[Exercise brief] Exactly as written, transcribe the lines that run from the one containing "Extract all the data from this chart as JSON." to the end of the records below.

[Records to process]
--- BEGIN ---
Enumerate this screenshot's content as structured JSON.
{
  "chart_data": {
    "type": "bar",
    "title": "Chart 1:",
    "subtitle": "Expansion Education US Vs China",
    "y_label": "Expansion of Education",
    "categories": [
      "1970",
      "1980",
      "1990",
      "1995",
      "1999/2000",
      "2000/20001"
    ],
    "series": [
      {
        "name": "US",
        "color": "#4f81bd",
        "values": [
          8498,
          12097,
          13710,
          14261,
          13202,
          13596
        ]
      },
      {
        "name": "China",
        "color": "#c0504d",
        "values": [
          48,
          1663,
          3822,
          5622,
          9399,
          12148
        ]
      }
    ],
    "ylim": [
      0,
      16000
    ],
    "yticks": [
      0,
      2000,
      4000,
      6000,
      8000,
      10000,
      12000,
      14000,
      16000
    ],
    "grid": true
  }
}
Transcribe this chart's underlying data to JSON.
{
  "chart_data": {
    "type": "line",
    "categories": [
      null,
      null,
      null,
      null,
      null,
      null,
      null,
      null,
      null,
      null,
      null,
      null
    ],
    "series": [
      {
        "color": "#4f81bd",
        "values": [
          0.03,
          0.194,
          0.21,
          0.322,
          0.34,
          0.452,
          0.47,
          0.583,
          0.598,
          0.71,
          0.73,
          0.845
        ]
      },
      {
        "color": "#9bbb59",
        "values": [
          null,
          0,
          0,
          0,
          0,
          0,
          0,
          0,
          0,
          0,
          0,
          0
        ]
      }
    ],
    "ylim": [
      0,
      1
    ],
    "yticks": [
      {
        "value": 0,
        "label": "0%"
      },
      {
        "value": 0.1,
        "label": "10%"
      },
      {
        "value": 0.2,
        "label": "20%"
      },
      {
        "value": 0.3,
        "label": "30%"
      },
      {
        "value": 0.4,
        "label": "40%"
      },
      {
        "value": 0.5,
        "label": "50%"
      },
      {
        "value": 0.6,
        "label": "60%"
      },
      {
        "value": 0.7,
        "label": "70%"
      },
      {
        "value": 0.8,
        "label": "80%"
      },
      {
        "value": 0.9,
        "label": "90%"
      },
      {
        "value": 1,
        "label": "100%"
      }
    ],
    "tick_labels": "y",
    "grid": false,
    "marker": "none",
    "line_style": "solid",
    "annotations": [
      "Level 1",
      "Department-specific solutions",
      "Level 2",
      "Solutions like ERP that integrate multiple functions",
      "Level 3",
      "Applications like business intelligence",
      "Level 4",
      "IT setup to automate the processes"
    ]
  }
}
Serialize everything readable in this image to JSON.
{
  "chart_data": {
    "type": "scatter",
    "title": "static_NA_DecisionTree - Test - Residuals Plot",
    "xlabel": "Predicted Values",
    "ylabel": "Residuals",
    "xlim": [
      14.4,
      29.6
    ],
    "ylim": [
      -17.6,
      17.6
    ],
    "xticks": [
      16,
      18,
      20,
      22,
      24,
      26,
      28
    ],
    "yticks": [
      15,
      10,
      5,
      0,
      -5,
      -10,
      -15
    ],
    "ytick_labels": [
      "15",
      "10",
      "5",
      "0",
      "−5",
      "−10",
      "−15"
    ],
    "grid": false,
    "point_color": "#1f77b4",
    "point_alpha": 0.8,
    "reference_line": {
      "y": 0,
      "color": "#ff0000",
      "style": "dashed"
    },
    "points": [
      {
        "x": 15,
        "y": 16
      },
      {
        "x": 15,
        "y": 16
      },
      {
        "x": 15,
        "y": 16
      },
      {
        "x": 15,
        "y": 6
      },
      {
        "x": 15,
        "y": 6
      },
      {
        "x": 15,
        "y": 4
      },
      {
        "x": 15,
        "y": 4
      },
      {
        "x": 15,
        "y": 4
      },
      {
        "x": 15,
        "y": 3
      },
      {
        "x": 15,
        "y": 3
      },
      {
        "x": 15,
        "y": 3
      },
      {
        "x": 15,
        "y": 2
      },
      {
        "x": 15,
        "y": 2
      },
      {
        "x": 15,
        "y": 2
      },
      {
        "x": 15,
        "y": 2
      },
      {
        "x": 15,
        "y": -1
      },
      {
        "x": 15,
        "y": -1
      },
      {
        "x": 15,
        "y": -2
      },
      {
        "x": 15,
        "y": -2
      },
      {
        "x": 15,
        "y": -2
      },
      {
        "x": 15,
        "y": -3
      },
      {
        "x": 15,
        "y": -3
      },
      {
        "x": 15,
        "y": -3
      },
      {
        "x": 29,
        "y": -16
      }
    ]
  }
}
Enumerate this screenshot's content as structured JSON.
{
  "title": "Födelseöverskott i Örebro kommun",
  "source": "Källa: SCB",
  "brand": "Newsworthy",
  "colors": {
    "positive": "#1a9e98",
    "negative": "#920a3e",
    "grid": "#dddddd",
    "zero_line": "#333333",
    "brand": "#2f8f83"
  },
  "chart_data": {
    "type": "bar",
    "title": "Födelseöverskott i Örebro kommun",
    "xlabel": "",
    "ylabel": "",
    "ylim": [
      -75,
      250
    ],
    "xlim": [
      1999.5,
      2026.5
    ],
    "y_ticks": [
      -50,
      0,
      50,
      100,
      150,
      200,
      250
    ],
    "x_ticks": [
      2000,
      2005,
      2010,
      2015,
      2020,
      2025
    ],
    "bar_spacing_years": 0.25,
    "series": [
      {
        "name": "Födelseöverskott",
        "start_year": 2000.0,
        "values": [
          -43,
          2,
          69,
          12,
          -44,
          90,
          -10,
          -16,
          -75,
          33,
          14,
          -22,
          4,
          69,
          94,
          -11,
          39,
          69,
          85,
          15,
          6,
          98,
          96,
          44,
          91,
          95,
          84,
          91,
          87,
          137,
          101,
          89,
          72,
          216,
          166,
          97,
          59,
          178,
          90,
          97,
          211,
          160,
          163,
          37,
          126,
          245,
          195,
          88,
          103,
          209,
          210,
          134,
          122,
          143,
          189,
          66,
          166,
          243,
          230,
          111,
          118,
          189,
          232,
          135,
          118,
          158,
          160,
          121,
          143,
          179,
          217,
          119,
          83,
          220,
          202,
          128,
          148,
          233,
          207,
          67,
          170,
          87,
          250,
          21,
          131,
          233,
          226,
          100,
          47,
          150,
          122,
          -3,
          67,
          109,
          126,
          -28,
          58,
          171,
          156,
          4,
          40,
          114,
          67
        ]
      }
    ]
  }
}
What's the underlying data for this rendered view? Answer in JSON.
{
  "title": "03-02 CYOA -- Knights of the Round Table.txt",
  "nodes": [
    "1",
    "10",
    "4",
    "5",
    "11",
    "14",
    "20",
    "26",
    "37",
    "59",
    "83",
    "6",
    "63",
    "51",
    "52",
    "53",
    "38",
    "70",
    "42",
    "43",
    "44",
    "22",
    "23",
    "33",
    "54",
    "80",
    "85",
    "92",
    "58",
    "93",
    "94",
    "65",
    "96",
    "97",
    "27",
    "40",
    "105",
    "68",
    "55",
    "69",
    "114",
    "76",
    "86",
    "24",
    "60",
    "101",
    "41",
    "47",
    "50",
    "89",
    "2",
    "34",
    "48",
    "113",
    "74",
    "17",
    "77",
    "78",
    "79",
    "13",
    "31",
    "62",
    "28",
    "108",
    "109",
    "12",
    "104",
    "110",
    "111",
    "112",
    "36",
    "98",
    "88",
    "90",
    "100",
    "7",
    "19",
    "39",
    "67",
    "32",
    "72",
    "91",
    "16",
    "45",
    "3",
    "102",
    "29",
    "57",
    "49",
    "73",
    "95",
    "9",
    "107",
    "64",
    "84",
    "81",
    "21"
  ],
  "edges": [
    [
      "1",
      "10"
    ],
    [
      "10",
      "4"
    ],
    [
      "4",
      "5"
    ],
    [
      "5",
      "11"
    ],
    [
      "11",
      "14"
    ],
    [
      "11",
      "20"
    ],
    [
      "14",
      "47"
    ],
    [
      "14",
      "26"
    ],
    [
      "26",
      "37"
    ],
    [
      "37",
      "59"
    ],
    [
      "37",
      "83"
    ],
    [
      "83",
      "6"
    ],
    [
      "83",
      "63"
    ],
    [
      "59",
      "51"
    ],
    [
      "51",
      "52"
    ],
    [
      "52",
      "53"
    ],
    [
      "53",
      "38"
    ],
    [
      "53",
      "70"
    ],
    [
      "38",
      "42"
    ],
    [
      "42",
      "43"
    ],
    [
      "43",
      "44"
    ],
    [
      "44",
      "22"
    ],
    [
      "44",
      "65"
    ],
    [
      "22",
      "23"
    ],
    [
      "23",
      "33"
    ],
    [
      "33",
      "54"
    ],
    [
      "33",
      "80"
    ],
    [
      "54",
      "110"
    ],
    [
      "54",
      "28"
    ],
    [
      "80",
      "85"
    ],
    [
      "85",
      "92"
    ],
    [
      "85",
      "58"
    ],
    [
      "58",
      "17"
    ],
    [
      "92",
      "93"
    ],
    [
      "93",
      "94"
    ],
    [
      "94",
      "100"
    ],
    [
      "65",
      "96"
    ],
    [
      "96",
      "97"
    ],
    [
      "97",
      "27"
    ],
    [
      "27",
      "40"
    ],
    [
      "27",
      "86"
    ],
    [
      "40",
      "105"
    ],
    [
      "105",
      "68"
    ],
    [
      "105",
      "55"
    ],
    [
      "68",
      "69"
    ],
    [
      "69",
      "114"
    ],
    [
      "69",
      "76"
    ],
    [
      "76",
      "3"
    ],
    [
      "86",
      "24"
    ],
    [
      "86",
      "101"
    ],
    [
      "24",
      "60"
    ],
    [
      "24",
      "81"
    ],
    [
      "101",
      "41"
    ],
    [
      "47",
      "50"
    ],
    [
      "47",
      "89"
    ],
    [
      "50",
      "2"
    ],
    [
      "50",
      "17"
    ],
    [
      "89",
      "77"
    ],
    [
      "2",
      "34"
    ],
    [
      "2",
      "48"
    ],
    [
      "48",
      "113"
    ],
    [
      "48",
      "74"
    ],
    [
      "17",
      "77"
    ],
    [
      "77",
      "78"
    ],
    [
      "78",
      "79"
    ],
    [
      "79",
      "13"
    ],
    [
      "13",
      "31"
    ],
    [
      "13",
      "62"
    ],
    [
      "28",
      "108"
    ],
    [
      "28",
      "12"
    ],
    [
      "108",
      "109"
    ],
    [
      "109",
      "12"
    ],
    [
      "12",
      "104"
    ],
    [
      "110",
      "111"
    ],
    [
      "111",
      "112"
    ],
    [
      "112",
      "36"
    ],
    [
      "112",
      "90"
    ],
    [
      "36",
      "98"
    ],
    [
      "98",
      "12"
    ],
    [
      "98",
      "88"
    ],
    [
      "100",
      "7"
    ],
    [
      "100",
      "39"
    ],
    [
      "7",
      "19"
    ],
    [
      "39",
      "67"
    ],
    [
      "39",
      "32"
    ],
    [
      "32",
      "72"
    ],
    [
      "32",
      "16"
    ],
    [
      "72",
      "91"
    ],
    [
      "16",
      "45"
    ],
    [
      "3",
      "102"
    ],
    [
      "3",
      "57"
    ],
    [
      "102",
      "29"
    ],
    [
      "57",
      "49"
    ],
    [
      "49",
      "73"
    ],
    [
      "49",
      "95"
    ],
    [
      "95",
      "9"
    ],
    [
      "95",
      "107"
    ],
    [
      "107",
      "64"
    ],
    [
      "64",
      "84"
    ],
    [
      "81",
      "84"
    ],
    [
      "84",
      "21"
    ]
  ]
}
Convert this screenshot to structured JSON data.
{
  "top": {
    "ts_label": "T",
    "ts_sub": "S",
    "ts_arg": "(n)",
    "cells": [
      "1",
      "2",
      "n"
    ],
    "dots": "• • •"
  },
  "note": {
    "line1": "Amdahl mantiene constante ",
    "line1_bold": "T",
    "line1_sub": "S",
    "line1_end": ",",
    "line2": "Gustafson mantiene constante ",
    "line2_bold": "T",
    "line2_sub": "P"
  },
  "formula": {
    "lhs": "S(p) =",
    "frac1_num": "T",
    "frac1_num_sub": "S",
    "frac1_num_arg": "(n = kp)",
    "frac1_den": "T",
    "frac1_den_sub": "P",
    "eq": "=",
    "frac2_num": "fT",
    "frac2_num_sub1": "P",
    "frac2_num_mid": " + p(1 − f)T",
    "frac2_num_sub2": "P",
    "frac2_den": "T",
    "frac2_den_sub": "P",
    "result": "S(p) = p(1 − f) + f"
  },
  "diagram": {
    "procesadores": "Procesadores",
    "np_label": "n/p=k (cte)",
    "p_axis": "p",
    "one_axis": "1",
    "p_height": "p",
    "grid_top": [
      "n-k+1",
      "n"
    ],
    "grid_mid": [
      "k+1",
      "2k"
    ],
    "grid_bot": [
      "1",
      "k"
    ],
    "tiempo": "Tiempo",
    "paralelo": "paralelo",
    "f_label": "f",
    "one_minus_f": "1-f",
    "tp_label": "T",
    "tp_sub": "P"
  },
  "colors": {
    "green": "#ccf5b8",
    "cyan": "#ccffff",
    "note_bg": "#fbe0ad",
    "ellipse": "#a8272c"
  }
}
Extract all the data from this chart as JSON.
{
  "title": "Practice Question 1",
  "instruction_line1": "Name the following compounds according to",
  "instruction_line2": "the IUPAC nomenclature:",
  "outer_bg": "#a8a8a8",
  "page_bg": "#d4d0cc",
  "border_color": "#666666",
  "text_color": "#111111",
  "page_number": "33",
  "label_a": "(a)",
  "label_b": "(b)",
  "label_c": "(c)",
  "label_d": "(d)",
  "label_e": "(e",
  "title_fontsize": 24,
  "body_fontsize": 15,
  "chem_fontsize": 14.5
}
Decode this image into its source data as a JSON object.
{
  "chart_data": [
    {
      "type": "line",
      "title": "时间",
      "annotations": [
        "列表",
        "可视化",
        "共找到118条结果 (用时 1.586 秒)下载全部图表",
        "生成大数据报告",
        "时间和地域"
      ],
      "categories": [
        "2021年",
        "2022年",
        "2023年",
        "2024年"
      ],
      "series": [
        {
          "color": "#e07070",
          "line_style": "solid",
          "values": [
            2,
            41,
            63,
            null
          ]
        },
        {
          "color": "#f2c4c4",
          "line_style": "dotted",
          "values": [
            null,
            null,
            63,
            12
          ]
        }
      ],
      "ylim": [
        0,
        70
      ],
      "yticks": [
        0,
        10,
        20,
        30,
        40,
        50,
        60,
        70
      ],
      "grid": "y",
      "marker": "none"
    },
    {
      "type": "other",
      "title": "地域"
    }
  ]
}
--- END ---
[Response for this exercise]
Extract all the data from this chart as JSON.
{
  "title": "Practice Question 1",
  "instruction_line1": "Name the following compounds according to",
  "instruction_line2": "the IUPAC nomenclature:",
  "outer_bg": "#a8a8a8",
  "page_bg": "#d4d0cc",
  "border_color": "#666666",
  "text_color": "#111111",
  "page_number": "33",
  "label_a": "(a)",
  "label_b": "(b)",
  "label_c": "(c)",
  "label_d": "(d)",
  "label_e": "(e",
  "title_fontsize": 24,
  "body_fontsize": 15,
  "chem_fontsize": 14.5
}
Decode this image into its source data as a JSON object.
{
  "chart_data": [
    {
      "type": "line",
      "title": "时间",
      "annotations": [
        "列表",
        "可视化",
        "共找到118条结果 (用时 1.586 秒)下载全部图表",
        "生成大数据报告",
        "时间和地域"
      ],
      "categories": [
        "2021年",
        "2022年",
        "2023年",
        "2024年"
      ],
      "series": [
        {
          "color": "#e07070",
          "line_style": "solid",
          "values": [
            2,
            41,
            63,
            null
          ]
        },
        {
          "color": "#f2c4c4",
          "line_style": "dotted",
          "values": [
            null,
            null,
            63,
            12
          ]
        }
      ],
      "ylim": [
        0,
        70
      ],
      "yticks": [
        0,
        10,
        20,
        30,
        40,
        50,
        60,
        70
      ],
      "grid": "y",
      "marker": "none"
    },
    {
      "type": "other",
      "title": "地域"
    }
  ]
}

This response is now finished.